→ Exercise task
Return all lines that include the string "title".

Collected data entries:
▽
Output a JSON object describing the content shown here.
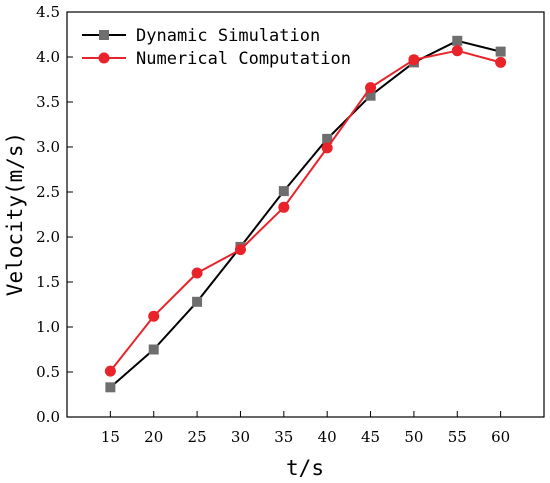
{
  "chart_data": {
    "type": "line",
    "title": "",
    "xlabel": "t/s",
    "ylabel": "Velocity(m/s)",
    "x": [
      15,
      20,
      25,
      30,
      35,
      40,
      45,
      50,
      55,
      60
    ],
    "xlim": [
      10,
      65
    ],
    "ylim": [
      0,
      4.5
    ],
    "yticks": [
      "0.0",
      "0.5",
      "1.0",
      "1.5",
      "2.0",
      "2.5",
      "3.0",
      "3.5",
      "4.0",
      "4.5"
    ],
    "xticks": [
      "15",
      "20",
      "25",
      "30",
      "35",
      "40",
      "45",
      "50",
      "55",
      "60"
    ],
    "grid": false,
    "legend_position": "top-left",
    "series": [
      {
        "name": "Dynamic Simulation",
        "color": "#000000",
        "marker_color": "#6e6e6e",
        "marker": "square",
        "values": [
          0.33,
          0.75,
          1.28,
          1.89,
          2.51,
          3.09,
          3.57,
          3.94,
          4.18,
          4.06
        ]
      },
      {
        "name": "Numerical Computation",
        "color": "#e8232a",
        "marker_color": "#e8232a",
        "marker": "circle",
        "values": [
          0.51,
          1.12,
          1.6,
          1.86,
          2.33,
          2.99,
          3.66,
          3.97,
          4.07,
          3.94
        ]
      }
    ]
  }
}
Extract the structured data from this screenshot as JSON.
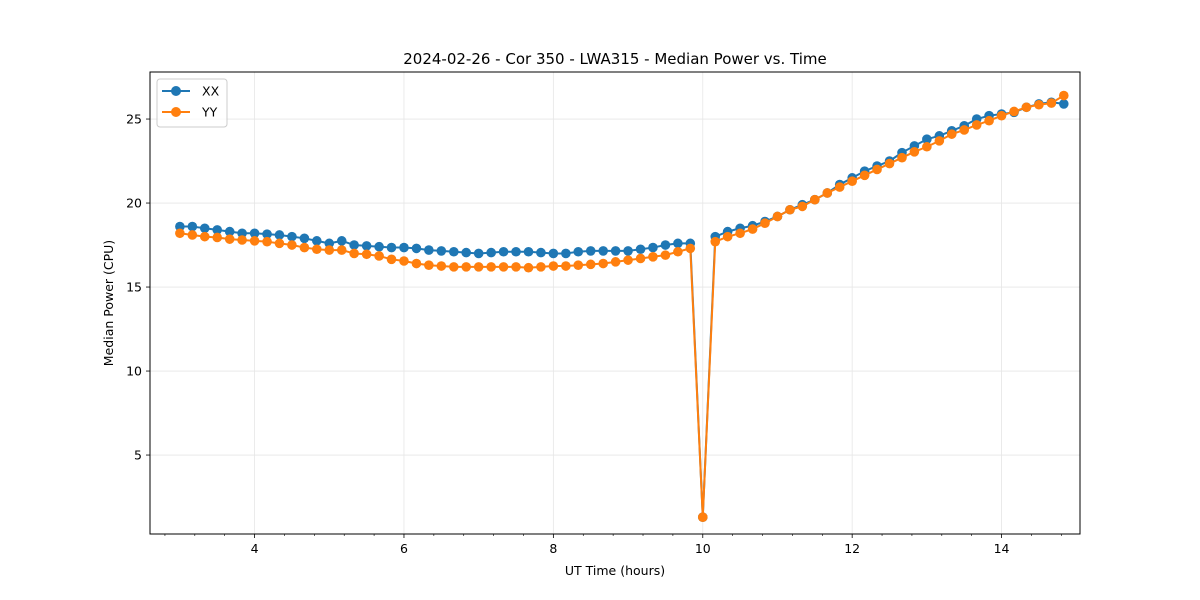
{
  "chart_data": {
    "type": "line",
    "title": "2024-02-26 - Cor 350 - LWA315 - Median Power vs. Time",
    "xlabel": "UT Time (hours)",
    "ylabel": "Median Power (CPU)",
    "xlim": [
      2.6,
      15.05
    ],
    "ylim": [
      0.3,
      27.8
    ],
    "xticks": [
      4,
      6,
      8,
      10,
      12,
      14
    ],
    "xtick_labels": [
      "4",
      "6",
      "8",
      "10",
      "12",
      "14"
    ],
    "yticks": [
      5,
      10,
      15,
      20,
      25
    ],
    "ytick_labels": [
      "5",
      "10",
      "15",
      "20",
      "25"
    ],
    "grid": true,
    "legend_position": "top-left",
    "x": [
      3.0,
      3.167,
      3.333,
      3.5,
      3.667,
      3.833,
      4.0,
      4.167,
      4.333,
      4.5,
      4.667,
      4.833,
      5.0,
      5.167,
      5.333,
      5.5,
      5.667,
      5.833,
      6.0,
      6.167,
      6.333,
      6.5,
      6.667,
      6.833,
      7.0,
      7.167,
      7.333,
      7.5,
      7.667,
      7.833,
      8.0,
      8.167,
      8.333,
      8.5,
      8.667,
      8.833,
      9.0,
      9.167,
      9.333,
      9.5,
      9.667,
      9.833,
      10.0,
      10.167,
      10.333,
      10.5,
      10.667,
      10.833,
      11.0,
      11.167,
      11.333,
      11.5,
      11.667,
      11.833,
      12.0,
      12.167,
      12.333,
      12.5,
      12.667,
      12.833,
      13.0,
      13.167,
      13.333,
      13.5,
      13.667,
      13.833,
      14.0,
      14.167,
      14.333,
      14.5,
      14.667,
      14.833
    ],
    "series": [
      {
        "name": "XX",
        "color": "#1f77b4",
        "values": [
          18.6,
          18.6,
          18.5,
          18.4,
          18.3,
          18.2,
          18.2,
          18.15,
          18.1,
          18.0,
          17.9,
          17.75,
          17.6,
          17.75,
          17.5,
          17.45,
          17.4,
          17.35,
          17.35,
          17.3,
          17.2,
          17.15,
          17.1,
          17.05,
          17.0,
          17.05,
          17.1,
          17.1,
          17.1,
          17.05,
          17.0,
          17.0,
          17.1,
          17.15,
          17.15,
          17.15,
          17.15,
          17.25,
          17.35,
          17.5,
          17.6,
          17.6,
          1.3,
          18.0,
          18.3,
          18.5,
          18.65,
          18.9,
          19.2,
          19.6,
          19.9,
          20.2,
          20.6,
          21.1,
          21.5,
          21.9,
          22.2,
          22.5,
          23.0,
          23.4,
          23.8,
          24.0,
          24.3,
          24.6,
          25.0,
          25.2,
          25.3,
          25.4,
          25.7,
          25.9,
          26.0,
          25.9
        ]
      },
      {
        "name": "YY",
        "color": "#ff7f0e",
        "values": [
          18.2,
          18.1,
          18.0,
          17.95,
          17.85,
          17.8,
          17.75,
          17.7,
          17.6,
          17.5,
          17.35,
          17.25,
          17.2,
          17.2,
          17.0,
          16.95,
          16.85,
          16.65,
          16.55,
          16.4,
          16.3,
          16.25,
          16.2,
          16.2,
          16.2,
          16.2,
          16.2,
          16.2,
          16.15,
          16.2,
          16.25,
          16.25,
          16.3,
          16.35,
          16.4,
          16.5,
          16.6,
          16.7,
          16.8,
          16.9,
          17.1,
          17.3,
          1.3,
          17.7,
          18.0,
          18.2,
          18.45,
          18.8,
          19.2,
          19.6,
          19.8,
          20.2,
          20.6,
          20.95,
          21.3,
          21.65,
          22.0,
          22.35,
          22.7,
          23.05,
          23.35,
          23.7,
          24.1,
          24.35,
          24.65,
          24.9,
          25.2,
          25.45,
          25.7,
          25.85,
          25.95,
          26.4
        ]
      }
    ]
  }
}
△
→ Result of this exercise
    "title": "",
    "title": "2024-02-26 - Cor 350 - LWA315 - Median Power vs. Time",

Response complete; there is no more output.